** Your goal **
Work out how many lines hold the string "value". Give that number and nothing more.

━━━ Dataset content ━━━

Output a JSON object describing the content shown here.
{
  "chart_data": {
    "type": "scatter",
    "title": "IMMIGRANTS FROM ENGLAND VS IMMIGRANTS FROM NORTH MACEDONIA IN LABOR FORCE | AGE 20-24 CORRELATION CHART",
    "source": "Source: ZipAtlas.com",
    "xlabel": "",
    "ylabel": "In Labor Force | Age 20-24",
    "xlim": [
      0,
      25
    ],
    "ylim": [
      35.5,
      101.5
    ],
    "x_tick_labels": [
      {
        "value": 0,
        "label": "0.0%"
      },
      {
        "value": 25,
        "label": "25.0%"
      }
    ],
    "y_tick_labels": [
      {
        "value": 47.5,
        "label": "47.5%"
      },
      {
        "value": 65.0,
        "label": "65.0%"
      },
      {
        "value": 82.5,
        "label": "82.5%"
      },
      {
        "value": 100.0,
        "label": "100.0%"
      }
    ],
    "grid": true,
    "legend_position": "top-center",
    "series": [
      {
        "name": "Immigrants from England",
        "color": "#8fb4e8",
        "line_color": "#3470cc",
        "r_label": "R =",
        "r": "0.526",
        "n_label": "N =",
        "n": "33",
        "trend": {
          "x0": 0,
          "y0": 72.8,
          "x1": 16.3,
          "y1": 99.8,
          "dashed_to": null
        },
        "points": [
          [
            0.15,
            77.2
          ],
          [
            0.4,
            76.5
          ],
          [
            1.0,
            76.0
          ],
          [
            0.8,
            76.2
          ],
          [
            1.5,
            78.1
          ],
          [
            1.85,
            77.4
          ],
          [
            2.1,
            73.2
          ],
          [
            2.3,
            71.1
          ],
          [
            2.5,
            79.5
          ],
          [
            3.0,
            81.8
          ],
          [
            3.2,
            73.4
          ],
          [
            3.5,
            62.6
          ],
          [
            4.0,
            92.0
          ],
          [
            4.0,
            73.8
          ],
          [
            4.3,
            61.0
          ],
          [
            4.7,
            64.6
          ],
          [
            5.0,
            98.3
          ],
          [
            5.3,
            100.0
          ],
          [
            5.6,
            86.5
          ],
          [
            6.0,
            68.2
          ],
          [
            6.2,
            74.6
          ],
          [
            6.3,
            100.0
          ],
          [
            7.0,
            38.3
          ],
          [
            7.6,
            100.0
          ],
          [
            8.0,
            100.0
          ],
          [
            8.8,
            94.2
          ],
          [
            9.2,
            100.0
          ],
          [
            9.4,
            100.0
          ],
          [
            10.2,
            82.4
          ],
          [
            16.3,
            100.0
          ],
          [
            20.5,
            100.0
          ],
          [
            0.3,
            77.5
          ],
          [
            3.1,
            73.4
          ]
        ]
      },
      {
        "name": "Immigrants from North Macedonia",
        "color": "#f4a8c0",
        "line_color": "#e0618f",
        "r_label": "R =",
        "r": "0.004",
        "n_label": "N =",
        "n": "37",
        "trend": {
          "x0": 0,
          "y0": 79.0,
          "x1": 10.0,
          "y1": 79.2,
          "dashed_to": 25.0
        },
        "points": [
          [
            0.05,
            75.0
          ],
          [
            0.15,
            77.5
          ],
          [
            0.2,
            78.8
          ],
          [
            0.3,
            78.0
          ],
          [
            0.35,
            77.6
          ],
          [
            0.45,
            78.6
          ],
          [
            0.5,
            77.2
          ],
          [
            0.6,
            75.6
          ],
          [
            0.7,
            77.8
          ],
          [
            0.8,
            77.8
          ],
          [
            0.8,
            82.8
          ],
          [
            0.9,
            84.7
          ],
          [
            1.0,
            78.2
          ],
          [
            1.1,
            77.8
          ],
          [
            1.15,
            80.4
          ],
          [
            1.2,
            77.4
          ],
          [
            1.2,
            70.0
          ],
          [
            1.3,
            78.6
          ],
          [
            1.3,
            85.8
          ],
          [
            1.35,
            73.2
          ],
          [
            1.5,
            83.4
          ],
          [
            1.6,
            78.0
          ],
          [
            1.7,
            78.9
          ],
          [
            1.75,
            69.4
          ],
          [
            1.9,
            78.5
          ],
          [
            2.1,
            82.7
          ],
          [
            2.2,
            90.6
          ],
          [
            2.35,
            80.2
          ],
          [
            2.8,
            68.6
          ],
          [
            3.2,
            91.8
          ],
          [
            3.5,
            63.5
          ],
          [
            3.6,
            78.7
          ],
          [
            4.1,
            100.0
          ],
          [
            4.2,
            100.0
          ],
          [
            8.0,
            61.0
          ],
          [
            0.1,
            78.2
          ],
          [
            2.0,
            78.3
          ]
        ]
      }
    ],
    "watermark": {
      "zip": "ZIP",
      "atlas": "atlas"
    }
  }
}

━━━

** Exercise answer **
6